Objective
Select all lines in the records that include "text".

** start Record extracts **

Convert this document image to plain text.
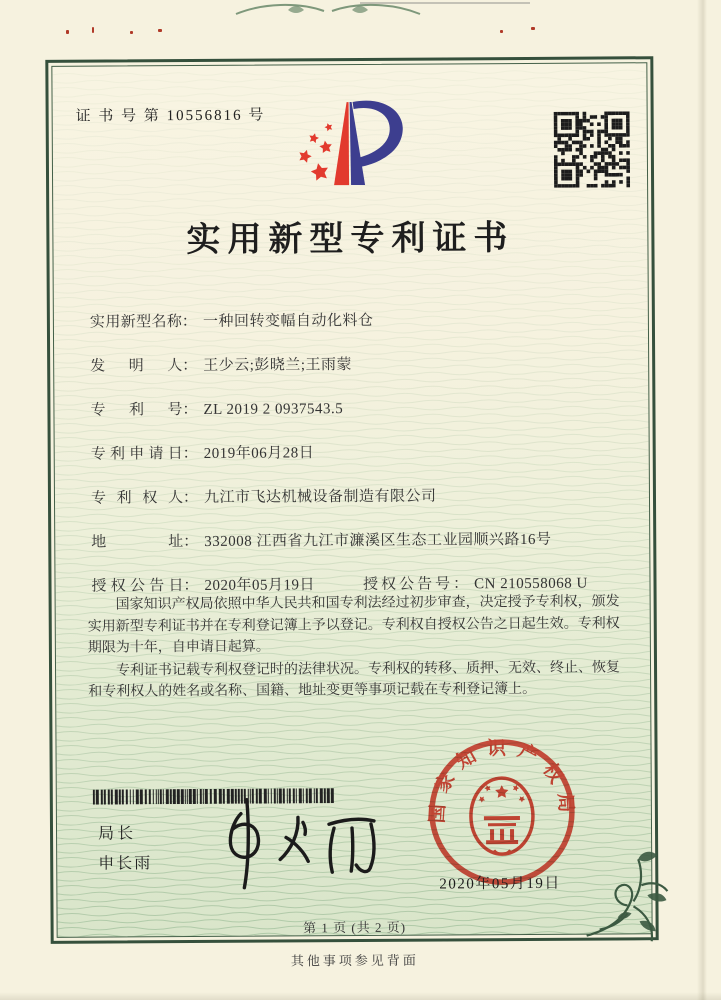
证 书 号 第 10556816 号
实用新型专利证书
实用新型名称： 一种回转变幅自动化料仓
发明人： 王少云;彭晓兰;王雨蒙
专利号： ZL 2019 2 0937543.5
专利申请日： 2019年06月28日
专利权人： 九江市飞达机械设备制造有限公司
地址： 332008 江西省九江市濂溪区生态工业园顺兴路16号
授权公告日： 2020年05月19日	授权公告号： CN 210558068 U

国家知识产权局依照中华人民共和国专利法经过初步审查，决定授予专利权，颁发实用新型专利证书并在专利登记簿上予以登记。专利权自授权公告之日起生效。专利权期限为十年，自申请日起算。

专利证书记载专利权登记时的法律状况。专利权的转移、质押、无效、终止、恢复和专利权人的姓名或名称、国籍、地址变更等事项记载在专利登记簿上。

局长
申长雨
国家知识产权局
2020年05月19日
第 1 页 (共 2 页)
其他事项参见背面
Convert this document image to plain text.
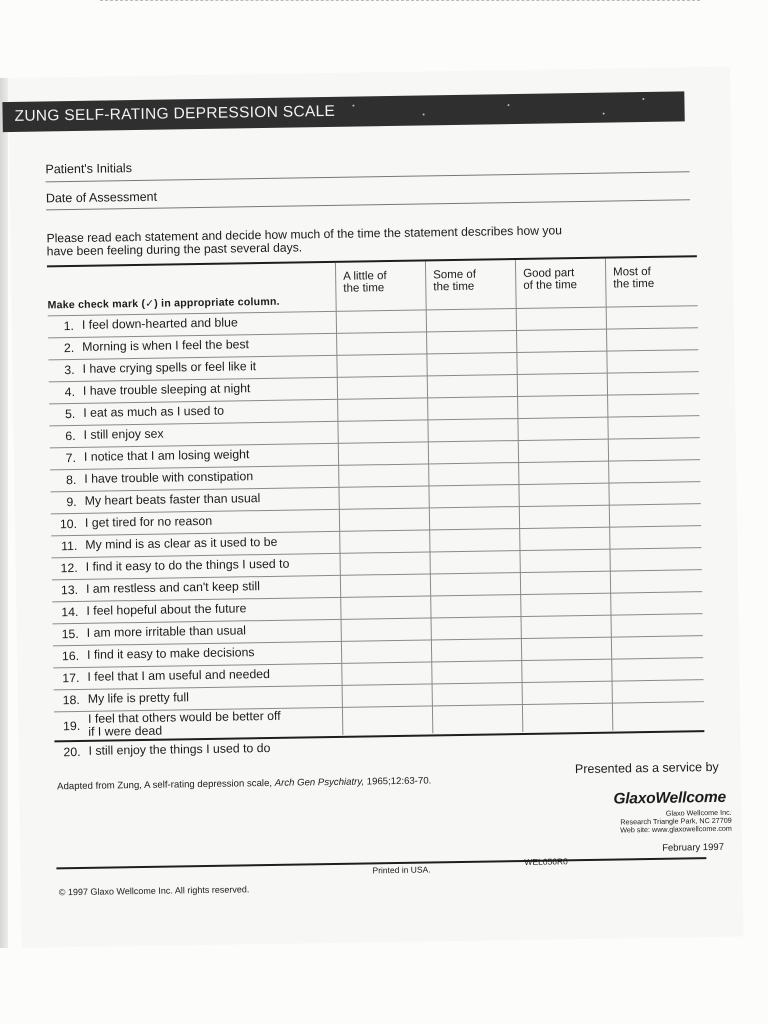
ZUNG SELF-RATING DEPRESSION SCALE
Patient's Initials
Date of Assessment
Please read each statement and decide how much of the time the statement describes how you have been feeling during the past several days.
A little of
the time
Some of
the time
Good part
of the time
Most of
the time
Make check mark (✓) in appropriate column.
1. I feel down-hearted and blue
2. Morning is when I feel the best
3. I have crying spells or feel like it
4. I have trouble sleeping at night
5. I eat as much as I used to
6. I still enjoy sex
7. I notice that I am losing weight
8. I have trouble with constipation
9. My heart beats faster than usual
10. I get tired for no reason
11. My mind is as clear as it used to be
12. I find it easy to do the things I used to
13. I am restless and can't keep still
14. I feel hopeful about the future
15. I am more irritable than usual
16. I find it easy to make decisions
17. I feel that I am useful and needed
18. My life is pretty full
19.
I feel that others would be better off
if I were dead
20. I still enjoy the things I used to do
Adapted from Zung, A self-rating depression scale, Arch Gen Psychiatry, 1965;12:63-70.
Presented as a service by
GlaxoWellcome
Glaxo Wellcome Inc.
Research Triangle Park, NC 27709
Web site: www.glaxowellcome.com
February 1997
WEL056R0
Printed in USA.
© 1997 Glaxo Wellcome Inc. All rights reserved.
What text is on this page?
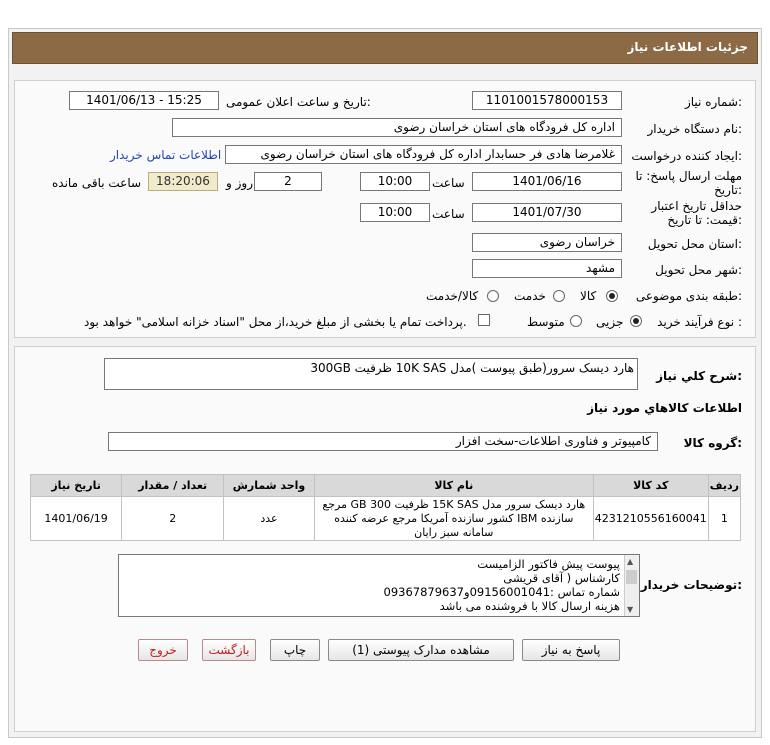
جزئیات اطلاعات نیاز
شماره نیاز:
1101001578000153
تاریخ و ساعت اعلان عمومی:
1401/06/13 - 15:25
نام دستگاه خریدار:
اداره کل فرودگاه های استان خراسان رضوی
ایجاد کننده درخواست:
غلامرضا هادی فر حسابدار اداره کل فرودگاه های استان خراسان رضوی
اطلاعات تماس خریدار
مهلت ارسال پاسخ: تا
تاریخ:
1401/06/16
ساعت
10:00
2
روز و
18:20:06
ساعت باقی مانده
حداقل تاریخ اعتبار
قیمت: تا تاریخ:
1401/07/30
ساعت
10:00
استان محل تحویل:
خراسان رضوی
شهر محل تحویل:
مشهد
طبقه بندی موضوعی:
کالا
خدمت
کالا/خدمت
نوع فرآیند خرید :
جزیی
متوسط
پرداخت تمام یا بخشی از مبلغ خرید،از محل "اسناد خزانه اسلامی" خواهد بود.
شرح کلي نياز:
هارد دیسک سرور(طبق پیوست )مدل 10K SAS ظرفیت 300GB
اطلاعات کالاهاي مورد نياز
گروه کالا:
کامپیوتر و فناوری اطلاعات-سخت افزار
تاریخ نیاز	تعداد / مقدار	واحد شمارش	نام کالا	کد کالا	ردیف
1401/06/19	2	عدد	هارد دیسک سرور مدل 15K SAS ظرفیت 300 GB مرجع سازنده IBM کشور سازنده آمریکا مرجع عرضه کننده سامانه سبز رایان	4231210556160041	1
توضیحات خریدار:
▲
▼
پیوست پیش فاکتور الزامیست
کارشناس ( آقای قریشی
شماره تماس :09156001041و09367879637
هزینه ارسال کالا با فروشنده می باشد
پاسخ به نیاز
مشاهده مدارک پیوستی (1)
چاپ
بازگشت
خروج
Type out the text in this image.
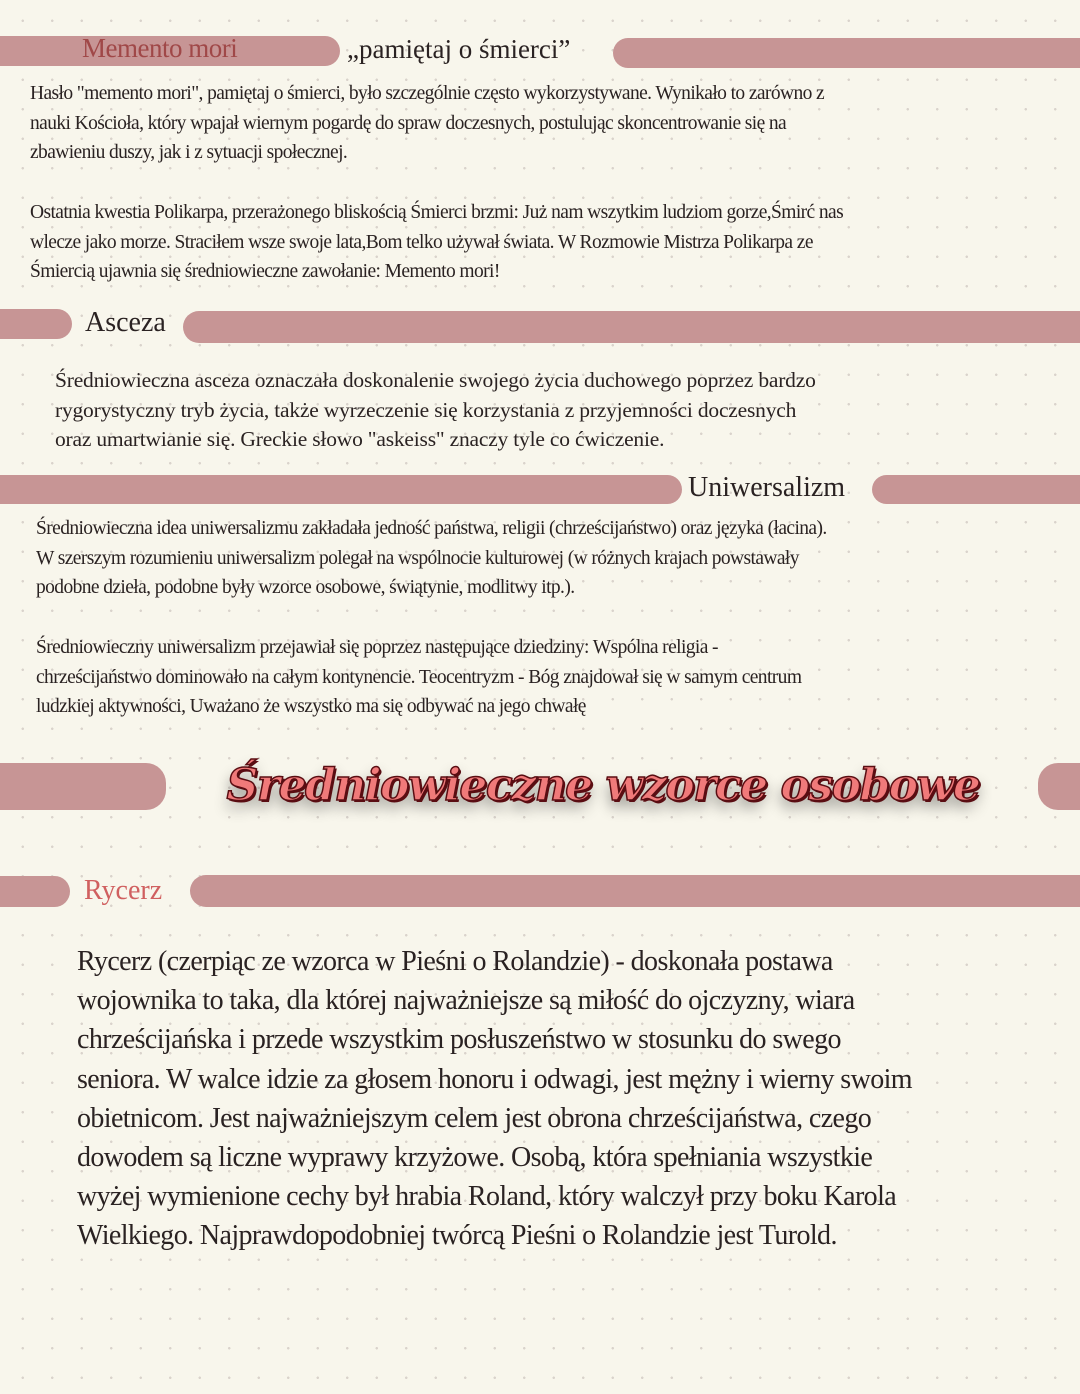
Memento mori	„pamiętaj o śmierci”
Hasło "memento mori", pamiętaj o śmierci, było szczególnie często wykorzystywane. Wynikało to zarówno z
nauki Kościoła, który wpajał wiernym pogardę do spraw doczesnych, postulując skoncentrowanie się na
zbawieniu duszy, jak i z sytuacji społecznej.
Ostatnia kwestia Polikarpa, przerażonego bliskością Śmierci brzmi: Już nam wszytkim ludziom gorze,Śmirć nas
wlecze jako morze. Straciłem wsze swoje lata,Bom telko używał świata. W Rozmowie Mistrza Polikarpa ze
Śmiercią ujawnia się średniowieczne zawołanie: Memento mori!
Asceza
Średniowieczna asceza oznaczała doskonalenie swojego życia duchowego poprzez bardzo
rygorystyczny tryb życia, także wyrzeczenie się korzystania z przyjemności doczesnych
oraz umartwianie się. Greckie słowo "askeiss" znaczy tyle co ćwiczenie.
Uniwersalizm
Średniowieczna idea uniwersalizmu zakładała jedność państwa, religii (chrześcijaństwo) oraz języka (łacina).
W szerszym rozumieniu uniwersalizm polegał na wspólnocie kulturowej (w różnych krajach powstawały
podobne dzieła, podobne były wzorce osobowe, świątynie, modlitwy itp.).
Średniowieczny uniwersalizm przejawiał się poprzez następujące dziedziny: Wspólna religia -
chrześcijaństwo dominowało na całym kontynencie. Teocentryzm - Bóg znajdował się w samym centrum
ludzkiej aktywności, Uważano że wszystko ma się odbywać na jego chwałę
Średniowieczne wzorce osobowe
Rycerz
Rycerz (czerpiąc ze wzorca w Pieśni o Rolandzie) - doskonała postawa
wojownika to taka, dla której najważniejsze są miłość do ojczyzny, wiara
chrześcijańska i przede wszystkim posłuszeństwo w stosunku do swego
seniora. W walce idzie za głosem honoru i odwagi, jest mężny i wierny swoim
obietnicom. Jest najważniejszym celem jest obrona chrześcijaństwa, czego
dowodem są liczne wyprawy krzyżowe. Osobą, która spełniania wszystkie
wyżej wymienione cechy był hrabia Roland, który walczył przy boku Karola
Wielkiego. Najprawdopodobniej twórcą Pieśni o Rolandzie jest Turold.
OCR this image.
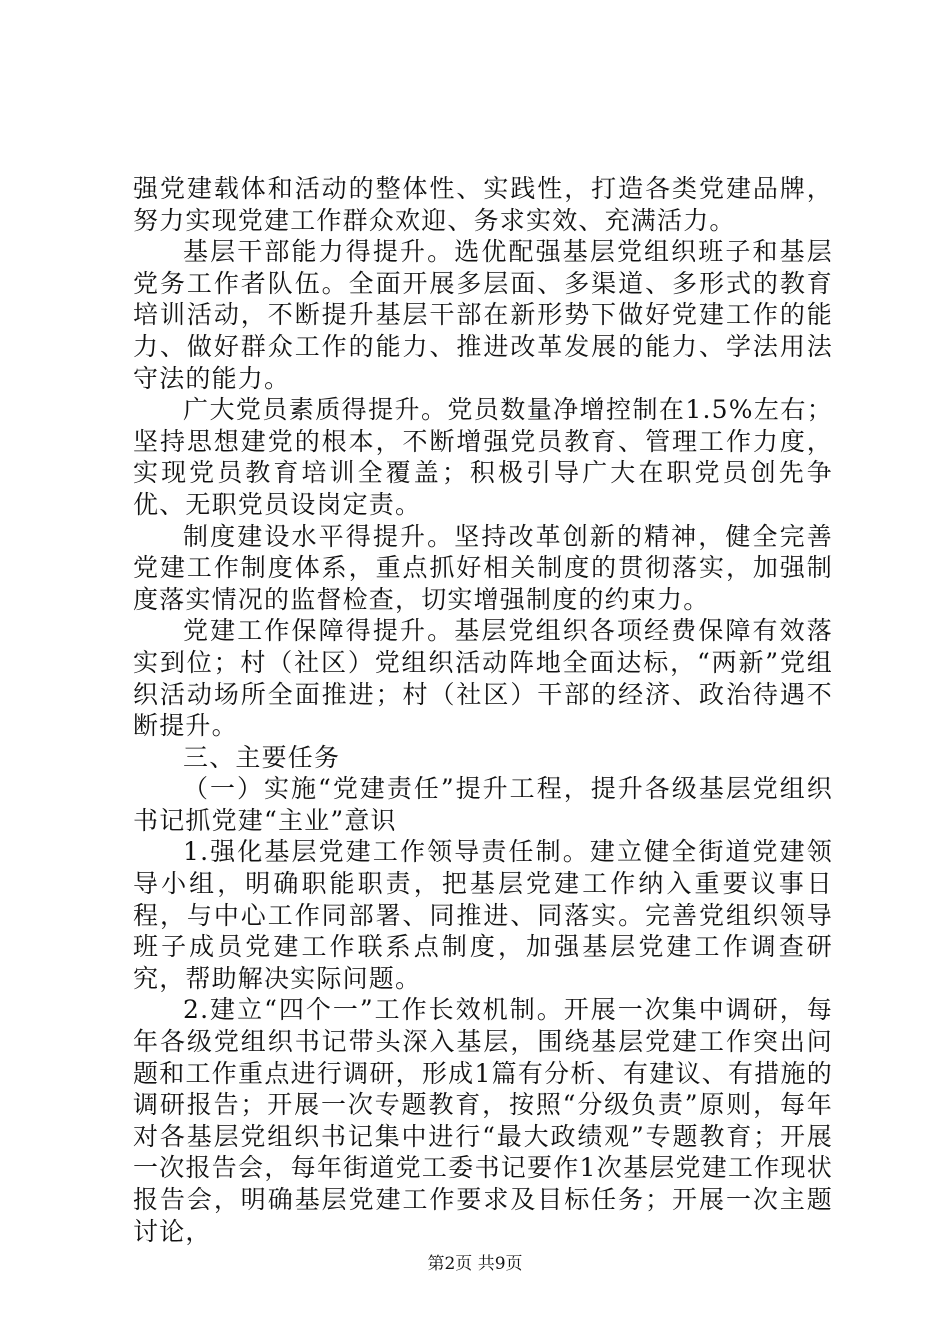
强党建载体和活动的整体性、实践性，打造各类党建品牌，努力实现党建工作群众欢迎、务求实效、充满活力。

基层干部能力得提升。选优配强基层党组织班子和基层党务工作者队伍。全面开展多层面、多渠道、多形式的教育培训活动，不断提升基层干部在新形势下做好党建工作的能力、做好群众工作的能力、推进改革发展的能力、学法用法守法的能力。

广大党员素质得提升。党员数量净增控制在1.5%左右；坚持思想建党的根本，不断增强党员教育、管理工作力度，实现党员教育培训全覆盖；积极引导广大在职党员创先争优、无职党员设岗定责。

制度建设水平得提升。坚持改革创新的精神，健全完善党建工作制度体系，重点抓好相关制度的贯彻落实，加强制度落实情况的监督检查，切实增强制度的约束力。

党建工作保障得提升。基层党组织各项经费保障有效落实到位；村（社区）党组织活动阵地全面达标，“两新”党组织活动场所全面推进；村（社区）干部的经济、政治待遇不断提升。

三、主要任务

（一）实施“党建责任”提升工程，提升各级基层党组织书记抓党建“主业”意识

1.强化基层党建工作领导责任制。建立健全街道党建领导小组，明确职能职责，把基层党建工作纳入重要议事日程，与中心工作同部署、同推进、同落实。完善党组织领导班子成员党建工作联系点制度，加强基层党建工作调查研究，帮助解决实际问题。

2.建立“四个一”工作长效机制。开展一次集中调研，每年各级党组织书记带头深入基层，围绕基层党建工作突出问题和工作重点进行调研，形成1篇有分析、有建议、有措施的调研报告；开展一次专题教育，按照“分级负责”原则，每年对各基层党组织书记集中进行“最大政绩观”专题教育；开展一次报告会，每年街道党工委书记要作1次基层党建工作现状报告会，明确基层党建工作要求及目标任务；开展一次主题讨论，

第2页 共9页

** end Record extracts **

Expected answer
Convert this document image to plain text.
Convert this document image to plain text.
What text is on this page?
Type out the text in this image.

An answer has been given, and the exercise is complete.